**Text to read:**
+--

Reviews

Between 2005-2016 I wrote more than 2,000 reviews for the Chicago Tribune's RedEye. Here's a good place to start.

'Borderline' has been misdiagnosed

HANDOUT

The demented grin is hereditary, obviously. So maybe writer/first-time director Jimmy Warden (“Cocaine Bear”) thought that Ray Nicholson (“I Love You Forever”), echoing his father Jack’s unmistakable delighted mania, would carry the weight that the filmmaker couldn’t.

Alas. “Borderline” struggles to decide what it’s about, treading water until there has been no character development or lessons or much of anything.

Because we really needed another movie about beloved artists and over-the-top fans (“The Ballad of Wallis Island,” “Opus”), the story involves Paul (Nicholson) escaping from an institution and plotting his very, very forced marriage to pop star Sofia (Samara Weaving). It’s obvious that Warden loved the idea and struggled to take it anywhere; much of “Borderline” is spent with side characters (including Eric Dane as Sofia’s bodyguard, Patrick Cox as Paul’s gigantic, violent friend and Alba Baptista as a young woman who breaks out with Paul) and a strange disinterest in developing Sofia as a person or musician.

+--

[Collected data]
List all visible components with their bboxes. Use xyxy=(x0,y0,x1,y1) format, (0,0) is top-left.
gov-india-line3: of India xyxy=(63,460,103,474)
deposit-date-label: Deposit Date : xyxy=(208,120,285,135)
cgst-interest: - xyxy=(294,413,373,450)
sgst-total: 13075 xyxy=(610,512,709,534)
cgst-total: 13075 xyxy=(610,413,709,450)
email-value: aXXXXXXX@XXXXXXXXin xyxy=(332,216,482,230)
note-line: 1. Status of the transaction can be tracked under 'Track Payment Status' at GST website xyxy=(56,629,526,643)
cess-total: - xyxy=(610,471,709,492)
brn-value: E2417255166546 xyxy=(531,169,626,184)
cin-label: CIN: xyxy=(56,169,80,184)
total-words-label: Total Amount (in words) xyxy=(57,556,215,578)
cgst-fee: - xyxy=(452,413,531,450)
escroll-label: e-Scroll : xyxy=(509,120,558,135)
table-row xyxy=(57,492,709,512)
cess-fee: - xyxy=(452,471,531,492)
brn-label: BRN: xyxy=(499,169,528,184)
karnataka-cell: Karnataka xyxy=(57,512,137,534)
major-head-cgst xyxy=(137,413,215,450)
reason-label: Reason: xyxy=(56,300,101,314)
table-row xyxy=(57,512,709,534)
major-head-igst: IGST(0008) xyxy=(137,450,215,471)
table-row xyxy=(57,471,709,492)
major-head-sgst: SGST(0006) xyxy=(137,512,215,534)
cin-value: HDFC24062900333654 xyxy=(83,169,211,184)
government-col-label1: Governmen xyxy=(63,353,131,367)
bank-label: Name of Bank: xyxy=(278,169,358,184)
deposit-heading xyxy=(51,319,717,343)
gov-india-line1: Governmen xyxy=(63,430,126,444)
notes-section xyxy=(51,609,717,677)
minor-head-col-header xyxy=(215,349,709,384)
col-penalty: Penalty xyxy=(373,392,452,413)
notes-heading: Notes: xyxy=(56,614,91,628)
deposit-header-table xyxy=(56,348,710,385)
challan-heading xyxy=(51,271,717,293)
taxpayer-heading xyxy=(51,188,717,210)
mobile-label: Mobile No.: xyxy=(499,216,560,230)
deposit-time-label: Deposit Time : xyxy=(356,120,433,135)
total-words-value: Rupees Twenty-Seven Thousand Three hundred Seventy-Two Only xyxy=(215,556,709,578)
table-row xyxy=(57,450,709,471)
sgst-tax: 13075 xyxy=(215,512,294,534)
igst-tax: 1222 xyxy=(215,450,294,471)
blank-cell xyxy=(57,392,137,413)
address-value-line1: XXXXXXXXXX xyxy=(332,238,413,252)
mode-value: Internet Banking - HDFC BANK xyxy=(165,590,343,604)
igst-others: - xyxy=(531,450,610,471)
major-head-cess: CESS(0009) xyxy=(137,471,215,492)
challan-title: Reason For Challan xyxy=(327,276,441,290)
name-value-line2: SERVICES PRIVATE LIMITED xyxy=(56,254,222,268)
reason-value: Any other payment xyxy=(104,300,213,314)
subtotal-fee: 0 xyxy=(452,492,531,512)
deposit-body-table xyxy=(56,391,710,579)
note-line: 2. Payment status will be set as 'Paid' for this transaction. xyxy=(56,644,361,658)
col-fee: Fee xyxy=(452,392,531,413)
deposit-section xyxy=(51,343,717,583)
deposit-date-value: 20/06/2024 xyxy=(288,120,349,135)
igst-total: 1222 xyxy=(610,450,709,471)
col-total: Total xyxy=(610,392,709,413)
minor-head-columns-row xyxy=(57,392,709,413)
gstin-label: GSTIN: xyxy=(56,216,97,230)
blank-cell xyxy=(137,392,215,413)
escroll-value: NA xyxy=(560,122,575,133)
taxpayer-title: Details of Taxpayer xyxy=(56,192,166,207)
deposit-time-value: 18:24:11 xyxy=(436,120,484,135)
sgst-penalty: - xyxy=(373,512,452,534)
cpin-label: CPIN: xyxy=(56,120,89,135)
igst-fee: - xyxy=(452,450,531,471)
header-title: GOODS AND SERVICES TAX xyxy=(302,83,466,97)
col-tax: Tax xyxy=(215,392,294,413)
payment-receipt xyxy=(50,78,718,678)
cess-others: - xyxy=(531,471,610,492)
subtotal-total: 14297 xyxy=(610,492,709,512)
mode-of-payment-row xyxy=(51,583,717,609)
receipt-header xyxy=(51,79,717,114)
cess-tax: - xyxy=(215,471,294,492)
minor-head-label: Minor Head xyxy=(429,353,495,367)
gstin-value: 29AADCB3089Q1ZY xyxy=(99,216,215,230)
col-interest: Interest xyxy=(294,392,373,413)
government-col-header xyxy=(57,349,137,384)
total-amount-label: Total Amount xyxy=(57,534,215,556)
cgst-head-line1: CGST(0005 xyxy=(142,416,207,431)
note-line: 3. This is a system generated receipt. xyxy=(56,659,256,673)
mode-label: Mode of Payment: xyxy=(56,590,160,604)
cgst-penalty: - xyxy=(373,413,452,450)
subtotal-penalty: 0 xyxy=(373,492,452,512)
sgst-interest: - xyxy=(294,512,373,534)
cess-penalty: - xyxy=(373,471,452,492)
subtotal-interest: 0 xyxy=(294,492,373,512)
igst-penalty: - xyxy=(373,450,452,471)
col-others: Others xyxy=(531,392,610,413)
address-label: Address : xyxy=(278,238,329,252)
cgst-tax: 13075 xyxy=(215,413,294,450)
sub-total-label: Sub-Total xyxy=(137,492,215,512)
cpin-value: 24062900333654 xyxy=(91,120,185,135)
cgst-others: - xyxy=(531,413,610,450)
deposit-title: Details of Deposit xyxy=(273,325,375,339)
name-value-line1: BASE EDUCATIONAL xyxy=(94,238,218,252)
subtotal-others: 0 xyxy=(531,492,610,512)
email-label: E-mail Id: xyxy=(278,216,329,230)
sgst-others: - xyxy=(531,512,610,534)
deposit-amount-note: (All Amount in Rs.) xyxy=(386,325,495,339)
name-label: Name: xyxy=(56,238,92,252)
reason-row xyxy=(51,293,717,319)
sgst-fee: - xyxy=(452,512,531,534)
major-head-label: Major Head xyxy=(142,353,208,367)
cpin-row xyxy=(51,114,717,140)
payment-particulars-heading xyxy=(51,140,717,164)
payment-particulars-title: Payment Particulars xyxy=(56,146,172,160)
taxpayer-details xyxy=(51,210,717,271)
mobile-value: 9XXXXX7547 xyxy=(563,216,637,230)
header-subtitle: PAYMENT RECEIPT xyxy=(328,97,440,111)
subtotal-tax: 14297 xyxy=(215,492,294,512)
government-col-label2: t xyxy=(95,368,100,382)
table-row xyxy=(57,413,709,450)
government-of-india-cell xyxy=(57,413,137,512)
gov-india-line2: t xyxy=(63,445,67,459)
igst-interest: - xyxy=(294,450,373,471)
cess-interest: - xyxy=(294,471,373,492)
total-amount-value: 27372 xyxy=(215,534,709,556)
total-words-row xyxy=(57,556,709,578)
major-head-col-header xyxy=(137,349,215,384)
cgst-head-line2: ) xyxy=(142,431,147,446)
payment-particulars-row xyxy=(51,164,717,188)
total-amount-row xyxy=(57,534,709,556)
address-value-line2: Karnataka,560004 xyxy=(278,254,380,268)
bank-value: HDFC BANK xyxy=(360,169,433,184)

+--

**Set exercise 1:**
Answer these questions from the Borderline review, each on its own line:
(a) How many reviews did the writer produce for RedEye, and over what years?
(b) Which actor plays Paul?
(c) Who plays Sofia's bodyguard?
**Set exercise 2:** Write the next part of the Borderline review, starting after its last sentence.
This data has nothing to do with the Borderline review.

**Final result 1:**
(a) More than 2,000, between 2005 and 2016.
(b) Ray Nicholson.
(c) Eric Dane.

**Final result 2:**
That leaves Weaving with little to do (her scenes with her basketball player boyfriend, played by Jimmie Fails, are nice but generic), and Warden doing little to explain why the movie is set in the ‘90s. This is not a commentary on obsessive fandom or celebrity culture or the response to trauma or the loneliness of stardom. It’s more of an exercise in “How many times can people survive things that should have killed them?” which removes the little bit of interest or suspense that might have been generated. Prepare to suspend much disbelief as impossible plans are executed flawlessly; don’t prepare to understand how threats are constantly minimized for a moment but treated by the characters like the fight is over.

Warden does show promise from a visual standpoint, and there’s a cheeky laugh or two. But like Paul, “Borderline” (which sometimes makes the mildly comparable “Trap” look better) is too amused with itself and almost entirely wrong about what’s being accomplished.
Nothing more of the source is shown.